Write out every single entry exactly.

----------

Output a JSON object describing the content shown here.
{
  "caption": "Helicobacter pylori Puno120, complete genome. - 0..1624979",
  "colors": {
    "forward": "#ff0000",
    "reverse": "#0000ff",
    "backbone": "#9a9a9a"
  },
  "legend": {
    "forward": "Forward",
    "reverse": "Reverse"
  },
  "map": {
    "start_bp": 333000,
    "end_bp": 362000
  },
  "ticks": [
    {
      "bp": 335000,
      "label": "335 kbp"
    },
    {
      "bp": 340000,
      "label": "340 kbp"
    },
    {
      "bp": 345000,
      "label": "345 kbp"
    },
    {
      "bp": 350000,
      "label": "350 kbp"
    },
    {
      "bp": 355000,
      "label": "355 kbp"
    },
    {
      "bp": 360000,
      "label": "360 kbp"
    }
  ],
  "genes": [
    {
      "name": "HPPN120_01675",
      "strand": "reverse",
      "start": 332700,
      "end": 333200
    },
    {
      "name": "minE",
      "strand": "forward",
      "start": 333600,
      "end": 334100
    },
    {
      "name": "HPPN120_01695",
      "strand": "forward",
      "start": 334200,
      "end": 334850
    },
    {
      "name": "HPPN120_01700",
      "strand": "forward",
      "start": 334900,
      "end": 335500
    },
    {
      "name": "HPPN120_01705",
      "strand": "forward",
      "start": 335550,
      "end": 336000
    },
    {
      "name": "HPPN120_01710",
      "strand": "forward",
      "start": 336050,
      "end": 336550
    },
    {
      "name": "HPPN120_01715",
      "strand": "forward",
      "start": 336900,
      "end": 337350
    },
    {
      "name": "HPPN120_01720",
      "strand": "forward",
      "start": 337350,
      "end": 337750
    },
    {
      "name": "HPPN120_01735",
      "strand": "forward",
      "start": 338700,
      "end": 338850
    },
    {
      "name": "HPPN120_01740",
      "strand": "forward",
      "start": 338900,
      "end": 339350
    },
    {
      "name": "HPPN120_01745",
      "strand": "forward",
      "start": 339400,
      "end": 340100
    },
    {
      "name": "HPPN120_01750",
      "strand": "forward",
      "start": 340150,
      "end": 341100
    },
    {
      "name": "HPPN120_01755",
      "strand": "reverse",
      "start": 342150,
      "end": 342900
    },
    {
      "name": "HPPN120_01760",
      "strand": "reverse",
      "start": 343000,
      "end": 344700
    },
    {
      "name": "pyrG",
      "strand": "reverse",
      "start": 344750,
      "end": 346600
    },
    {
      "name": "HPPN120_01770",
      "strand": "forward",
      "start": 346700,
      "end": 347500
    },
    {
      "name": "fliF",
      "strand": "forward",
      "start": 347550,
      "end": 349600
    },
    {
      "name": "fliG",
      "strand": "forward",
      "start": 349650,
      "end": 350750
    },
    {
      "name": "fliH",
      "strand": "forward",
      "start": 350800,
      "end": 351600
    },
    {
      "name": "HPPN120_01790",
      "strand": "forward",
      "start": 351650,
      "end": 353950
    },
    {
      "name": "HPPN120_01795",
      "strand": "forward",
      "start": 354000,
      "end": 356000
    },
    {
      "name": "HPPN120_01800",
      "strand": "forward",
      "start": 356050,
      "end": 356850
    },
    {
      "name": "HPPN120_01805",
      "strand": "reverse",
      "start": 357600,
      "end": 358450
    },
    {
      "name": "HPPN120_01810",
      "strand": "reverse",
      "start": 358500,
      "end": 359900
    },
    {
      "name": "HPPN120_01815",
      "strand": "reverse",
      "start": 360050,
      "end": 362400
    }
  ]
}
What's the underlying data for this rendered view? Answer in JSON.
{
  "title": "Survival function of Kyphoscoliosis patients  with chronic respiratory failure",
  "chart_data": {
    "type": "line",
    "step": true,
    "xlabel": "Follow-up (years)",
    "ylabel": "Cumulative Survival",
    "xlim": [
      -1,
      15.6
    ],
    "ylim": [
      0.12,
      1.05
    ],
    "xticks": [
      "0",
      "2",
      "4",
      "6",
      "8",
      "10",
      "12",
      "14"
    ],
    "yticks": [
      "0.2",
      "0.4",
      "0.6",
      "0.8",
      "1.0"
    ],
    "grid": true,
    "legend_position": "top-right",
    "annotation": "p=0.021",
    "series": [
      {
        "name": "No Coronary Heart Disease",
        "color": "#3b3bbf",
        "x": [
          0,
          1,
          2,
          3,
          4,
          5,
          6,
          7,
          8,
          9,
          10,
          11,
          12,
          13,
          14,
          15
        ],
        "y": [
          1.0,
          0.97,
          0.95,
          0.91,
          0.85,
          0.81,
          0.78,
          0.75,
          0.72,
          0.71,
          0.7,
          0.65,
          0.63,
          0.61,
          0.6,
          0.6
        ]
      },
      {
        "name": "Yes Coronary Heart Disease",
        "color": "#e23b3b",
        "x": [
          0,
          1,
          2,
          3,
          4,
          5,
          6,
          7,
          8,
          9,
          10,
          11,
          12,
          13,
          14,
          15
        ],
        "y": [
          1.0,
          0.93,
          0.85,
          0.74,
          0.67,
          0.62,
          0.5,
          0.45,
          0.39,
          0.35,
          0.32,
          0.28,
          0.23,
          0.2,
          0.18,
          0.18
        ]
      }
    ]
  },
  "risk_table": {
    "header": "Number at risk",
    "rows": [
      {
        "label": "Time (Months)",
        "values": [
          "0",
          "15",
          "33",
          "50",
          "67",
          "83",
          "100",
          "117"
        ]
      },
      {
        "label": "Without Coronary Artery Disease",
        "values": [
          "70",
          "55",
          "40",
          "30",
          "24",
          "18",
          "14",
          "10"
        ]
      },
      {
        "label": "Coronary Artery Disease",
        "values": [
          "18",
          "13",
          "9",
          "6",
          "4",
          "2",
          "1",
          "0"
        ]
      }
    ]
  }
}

----------

» **Answer below**
Output a JSON object describing the content shown here.
{
  "caption": "Helicobacter pylori Puno120, complete genome. - 0..1624979",
  "colors": {
    "forward": "#ff0000",
    "reverse": "#0000ff",
    "backbone": "#9a9a9a"
  },
  "legend": {
    "forward": "Forward",
    "reverse": "Reverse"
  },
  "map": {
    "start_bp": 333000,
    "end_bp": 362000
  },
  "ticks": [
    {
      "bp": 335000,
      "label": "335 kbp"
    },
    {
      "bp": 340000,
      "label": "340 kbp"
    },
    {
      "bp": 345000,
      "label": "345 kbp"
    },
    {
      "bp": 350000,
      "label": "350 kbp"
    },
    {
      "bp": 355000,
      "label": "355 kbp"
    },
    {
      "bp": 360000,
      "label": "360 kbp"
    }
  ],
  "genes": [
    {
      "name": "HPPN120_01675",
      "strand": "reverse",
      "start": 332700,
      "end": 333200
    },
    {
      "name": "minE",
      "strand": "forward",
      "start": 333600,
      "end": 334100
    },
    {
      "name": "HPPN120_01695",
      "strand": "forward",
      "start": 334200,
      "end": 334850
    },
    {
      "name": "HPPN120_01700",
      "strand": "forward",
      "start": 334900,
      "end": 335500
    },
    {
      "name": "HPPN120_01705",
      "strand": "forward",
      "start": 335550,
      "end": 336000
    },
    {
      "name": "HPPN120_01710",
      "strand": "forward",
      "start": 336050,
      "end": 336550
    },
    {
      "name": "HPPN120_01715",
      "strand": "forward",
      "start": 336900,
      "end": 337350
    },
    {
      "name": "HPPN120_01720",
      "strand": "forward",
      "start": 337350,
      "end": 337750
    },
    {
      "name": "HPPN120_01735",
      "strand": "forward",
      "start": 338700,
      "end": 338850
    },
    {
      "name": "HPPN120_01740",
      "strand": "forward",
      "start": 338900,
      "end": 339350
    },
    {
      "name": "HPPN120_01745",
      "strand": "forward",
      "start": 339400,
      "end": 340100
    },
    {
      "name": "HPPN120_01750",
      "strand": "forward",
      "start": 340150,
      "end": 341100
    },
    {
      "name": "HPPN120_01755",
      "strand": "reverse",
      "start": 342150,
      "end": 342900
    },
    {
      "name": "HPPN120_01760",
      "strand": "reverse",
      "start": 343000,
      "end": 344700
    },
    {
      "name": "pyrG",
      "strand": "reverse",
      "start": 344750,
      "end": 346600
    },
    {
      "name": "HPPN120_01770",
      "strand": "forward",
      "start": 346700,
      "end": 347500
    },
    {
      "name": "fliF",
      "strand": "forward",
      "start": 347550,
      "end": 349600
    },
    {
      "name": "fliG",
      "strand": "forward",
      "start": 349650,
      "end": 350750
    },
    {
      "name": "fliH",
      "strand": "forward",
      "start": 350800,
      "end": 351600
    },
    {
      "name": "HPPN120_01790",
      "strand": "forward",
      "start": 351650,
      "end": 353950
    },
    {
      "name": "HPPN120_01795",
      "strand": "forward",
      "start": 354000,
      "end": 356000
    },
    {
      "name": "HPPN120_01800",
      "strand": "forward",
      "start": 356050,
      "end": 356850
    },
    {
      "name": "HPPN120_01805",
      "strand": "reverse",
      "start": 357600,
      "end": 358450
    },
    {
      "name": "HPPN120_01810",
      "strand": "reverse",
      "start": 358500,
      "end": 359900
    },
    {
      "name": "HPPN120_01815",
      "strand": "reverse",
      "start": 360050,
      "end": 362400
    }
  ]
}
What's the underlying data for this rendered view? Answer in JSON.
{
  "title": "Survival function of Kyphoscoliosis patients  with chronic respiratory failure",
  "chart_data": {
    "type": "line",
    "step": true,
    "xlabel": "Follow-up (years)",
    "ylabel": "Cumulative Survival",
    "xlim": [
      -1,
      15.6
    ],
    "ylim": [
      0.12,
      1.05
    ],
    "xticks": [
      "0",
      "2",
      "4",
      "6",
      "8",
      "10",
      "12",
      "14"
    ],
    "yticks": [
      "0.2",
      "0.4",
      "0.6",
      "0.8",
      "1.0"
    ],
    "grid": true,
    "legend_position": "top-right",
    "annotation": "p=0.021",
    "series": [
      {
        "name": "No Coronary Heart Disease",
        "color": "#3b3bbf",
        "x": [
          0,
          1,
          2,
          3,
          4,
          5,
          6,
          7,
          8,
          9,
          10,
          11,
          12,
          13,
          14,
          15
        ],
        "y": [
          1.0,
          0.97,
          0.95,
          0.91,
          0.85,
          0.81,
          0.78,
          0.75,
          0.72,
          0.71,
          0.7,
          0.65,
          0.63,
          0.61,
          0.6,
          0.6
        ]
      },
      {
        "name": "Yes Coronary Heart Disease",
        "color": "#e23b3b",
        "x": [
          0,
          1,
          2,
          3,
          4,
          5,
          6,
          7,
          8,
          9,
          10,
          11,
          12,
          13,
          14,
          15
        ],
        "y": [
          1.0,
          0.93,
          0.85,
          0.74,
          0.67,
          0.62,
          0.5,
          0.45,
          0.39,
          0.35,
          0.32,
          0.28,
          0.23,
          0.2,
          0.18,
          0.18
        ]
      }
    ]
  },
  "risk_table": {
    "header": "Number at risk",
    "rows": [
      {
        "label": "Time (Months)",
        "values": [
          "0",
          "15",
          "33",
          "50",
          "67",
          "83",
          "100",
          "117"
        ]
      },
      {
        "label": "Without Coronary Artery Disease",
        "values": [
          "70",
          "55",
          "40",
          "30",
          "24",
          "18",
          "14",
          "10"
        ]
      },
      {
        "label": "Coronary Artery Disease",
        "values": [
          "18",
          "13",
          "9",
          "6",
          "4",
          "2",
          "1",
          "0"
        ]
      }
    ]
  }
}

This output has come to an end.